### DATA SUPPLIED
====
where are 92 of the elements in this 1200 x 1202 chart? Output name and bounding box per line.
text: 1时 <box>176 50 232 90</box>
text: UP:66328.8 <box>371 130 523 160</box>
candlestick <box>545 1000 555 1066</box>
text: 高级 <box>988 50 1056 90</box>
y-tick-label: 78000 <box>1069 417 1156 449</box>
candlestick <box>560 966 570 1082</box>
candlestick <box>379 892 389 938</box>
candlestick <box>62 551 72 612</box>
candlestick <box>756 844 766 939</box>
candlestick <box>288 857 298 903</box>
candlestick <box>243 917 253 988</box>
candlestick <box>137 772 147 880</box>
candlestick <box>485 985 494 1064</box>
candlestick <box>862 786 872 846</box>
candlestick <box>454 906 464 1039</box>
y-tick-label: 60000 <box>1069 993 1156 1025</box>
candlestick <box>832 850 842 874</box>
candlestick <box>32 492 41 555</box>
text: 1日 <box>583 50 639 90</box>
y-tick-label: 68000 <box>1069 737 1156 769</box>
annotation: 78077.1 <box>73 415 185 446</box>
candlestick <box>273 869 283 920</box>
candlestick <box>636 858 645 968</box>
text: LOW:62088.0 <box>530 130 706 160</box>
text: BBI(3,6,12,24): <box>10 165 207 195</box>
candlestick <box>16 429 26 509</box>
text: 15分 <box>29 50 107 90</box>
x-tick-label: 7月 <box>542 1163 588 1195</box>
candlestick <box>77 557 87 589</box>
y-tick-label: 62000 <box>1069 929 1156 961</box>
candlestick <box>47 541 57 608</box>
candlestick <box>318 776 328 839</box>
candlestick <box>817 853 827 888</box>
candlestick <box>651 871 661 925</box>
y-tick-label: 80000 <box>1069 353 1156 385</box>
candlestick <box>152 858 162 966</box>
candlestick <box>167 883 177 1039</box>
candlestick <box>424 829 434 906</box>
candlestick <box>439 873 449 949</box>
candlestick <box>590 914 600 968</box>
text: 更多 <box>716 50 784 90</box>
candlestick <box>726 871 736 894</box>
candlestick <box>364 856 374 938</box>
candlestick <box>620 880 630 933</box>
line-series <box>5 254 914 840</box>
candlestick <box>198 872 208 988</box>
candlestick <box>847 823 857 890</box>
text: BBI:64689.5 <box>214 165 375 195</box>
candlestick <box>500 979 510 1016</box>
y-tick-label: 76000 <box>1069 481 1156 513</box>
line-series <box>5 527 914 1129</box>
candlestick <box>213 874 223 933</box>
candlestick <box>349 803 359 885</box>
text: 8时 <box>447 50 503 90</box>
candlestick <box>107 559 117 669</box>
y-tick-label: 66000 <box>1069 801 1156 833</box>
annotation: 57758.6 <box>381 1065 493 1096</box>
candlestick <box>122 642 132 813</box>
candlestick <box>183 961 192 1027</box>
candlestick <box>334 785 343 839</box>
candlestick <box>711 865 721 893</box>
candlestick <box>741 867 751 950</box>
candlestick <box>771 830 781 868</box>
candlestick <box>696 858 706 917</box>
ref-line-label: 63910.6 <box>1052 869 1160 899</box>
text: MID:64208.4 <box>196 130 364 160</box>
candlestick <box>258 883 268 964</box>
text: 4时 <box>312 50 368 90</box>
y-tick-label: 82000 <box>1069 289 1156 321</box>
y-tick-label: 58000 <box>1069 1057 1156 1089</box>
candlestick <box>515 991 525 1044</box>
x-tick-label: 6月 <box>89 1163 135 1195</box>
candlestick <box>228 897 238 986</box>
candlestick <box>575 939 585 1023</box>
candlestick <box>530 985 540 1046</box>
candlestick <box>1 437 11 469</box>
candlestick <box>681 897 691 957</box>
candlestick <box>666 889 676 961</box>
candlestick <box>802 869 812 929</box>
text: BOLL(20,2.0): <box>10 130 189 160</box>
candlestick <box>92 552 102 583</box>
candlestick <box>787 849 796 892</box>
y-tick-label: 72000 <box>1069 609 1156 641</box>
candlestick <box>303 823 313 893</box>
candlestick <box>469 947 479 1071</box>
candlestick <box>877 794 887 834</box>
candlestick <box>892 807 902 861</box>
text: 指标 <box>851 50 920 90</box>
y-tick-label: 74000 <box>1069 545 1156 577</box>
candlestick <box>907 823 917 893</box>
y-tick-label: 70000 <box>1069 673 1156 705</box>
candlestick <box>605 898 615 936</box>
====
### AIM
Present the lines above as a numbered list, leaving out any blank lines.

### ANSWER FOR THIS EXERCISE
1. where are 92 of the elements in this 1200 x 1202 chart? Output name and bounding box per line.
2. text: 1时 <box>176 50 232 90</box>
3. text: UP:66328.8 <box>371 130 523 160</box>
4. candlestick <box>545 1000 555 1066</box>
5. text: 高级 <box>988 50 1056 90</box>
6. y-tick-label: 78000 <box>1069 417 1156 449</box>
7. candlestick <box>560 966 570 1082</box>
8. candlestick <box>379 892 389 938</box>
9. candlestick <box>62 551 72 612</box>
10. candlestick <box>756 844 766 939</box>
11. candlestick <box>288 857 298 903</box>
12. candlestick <box>243 917 253 988</box>
13. candlestick <box>137 772 147 880</box>
14. candlestick <box>485 985 494 1064</box>
15. candlestick <box>862 786 872 846</box>
16. candlestick <box>454 906 464 1039</box>
17. y-tick-label: 60000 <box>1069 993 1156 1025</box>
18. candlestick <box>832 850 842 874</box>
19. candlestick <box>32 492 41 555</box>
20. text: 1日 <box>583 50 639 90</box>
21. y-tick-label: 68000 <box>1069 737 1156 769</box>
22. annotation: 78077.1 <box>73 415 185 446</box>
23. candlestick <box>273 869 283 920</box>
24. candlestick <box>636 858 645 968</box>
25. text: LOW:62088.0 <box>530 130 706 160</box>
26. text: BBI(3,6,12,24): <box>10 165 207 195</box>
27. candlestick <box>16 429 26 509</box>
28. text: 15分 <box>29 50 107 90</box>
29. x-tick-label: 7月 <box>542 1163 588 1195</box>
30. candlestick <box>77 557 87 589</box>
31. y-tick-label: 62000 <box>1069 929 1156 961</box>
32. candlestick <box>47 541 57 608</box>
33. candlestick <box>318 776 328 839</box>
34. candlestick <box>817 853 827 888</box>
35. candlestick <box>651 871 661 925</box>
36. y-tick-label: 80000 <box>1069 353 1156 385</box>
37. candlestick <box>152 858 162 966</box>
38. candlestick <box>167 883 177 1039</box>
39. candlestick <box>424 829 434 906</box>
40. candlestick <box>439 873 449 949</box>
41. candlestick <box>590 914 600 968</box>
42. text: 更多 <box>716 50 784 90</box>
43. candlestick <box>726 871 736 894</box>
44. candlestick <box>364 856 374 938</box>
45. candlestick <box>620 880 630 933</box>
46. line-series <box>5 254 914 840</box>
47. candlestick <box>198 872 208 988</box>
48. candlestick <box>847 823 857 890</box>
49. text: BBI:64689.5 <box>214 165 375 195</box>
50. candlestick <box>500 979 510 1016</box>
51. y-tick-label: 76000 <box>1069 481 1156 513</box>
52. line-series <box>5 527 914 1129</box>
53. candlestick <box>213 874 223 933</box>
54. candlestick <box>349 803 359 885</box>
55. text: 8时 <box>447 50 503 90</box>
56. candlestick <box>107 559 117 669</box>
57. y-tick-label: 66000 <box>1069 801 1156 833</box>
58. annotation: 57758.6 <box>381 1065 493 1096</box>
59. candlestick <box>122 642 132 813</box>
60. candlestick <box>183 961 192 1027</box>
61. candlestick <box>334 785 343 839</box>
62. candlestick <box>711 865 721 893</box>
63. candlestick <box>741 867 751 950</box>
64. candlestick <box>771 830 781 868</box>
65. candlestick <box>696 858 706 917</box>
66. ref-line-label: 63910.6 <box>1052 869 1160 899</box>
67. text: MID:64208.4 <box>196 130 364 160</box>
68. candlestick <box>258 883 268 964</box>
69. text: 4时 <box>312 50 368 90</box>
70. y-tick-label: 82000 <box>1069 289 1156 321</box>
71. y-tick-label: 58000 <box>1069 1057 1156 1089</box>
72. candlestick <box>515 991 525 1044</box>
73. x-tick-label: 6月 <box>89 1163 135 1195</box>
74. candlestick <box>228 897 238 986</box>
75. candlestick <box>575 939 585 1023</box>
76. candlestick <box>530 985 540 1046</box>
77. candlestick <box>1 437 11 469</box>
78. candlestick <box>681 897 691 957</box>
79. candlestick <box>666 889 676 961</box>
80. candlestick <box>802 869 812 929</box>
81. text: BOLL(20,2.0): <box>10 130 189 160</box>
82. candlestick <box>92 552 102 583</box>
83. candlestick <box>787 849 796 892</box>
84. y-tick-label: 72000 <box>1069 609 1156 641</box>
85. candlestick <box>303 823 313 893</box>
86. candlestick <box>469 947 479 1071</box>
87. candlestick <box>877 794 887 834</box>
88. candlestick <box>892 807 902 861</box>
89. text: 指标 <box>851 50 920 90</box>
90. y-tick-label: 74000 <box>1069 545 1156 577</box>
91. candlestick <box>907 823 917 893</box>
92. y-tick-label: 70000 <box>1069 673 1156 705</box>
93. candlestick <box>605 898 615 936</box>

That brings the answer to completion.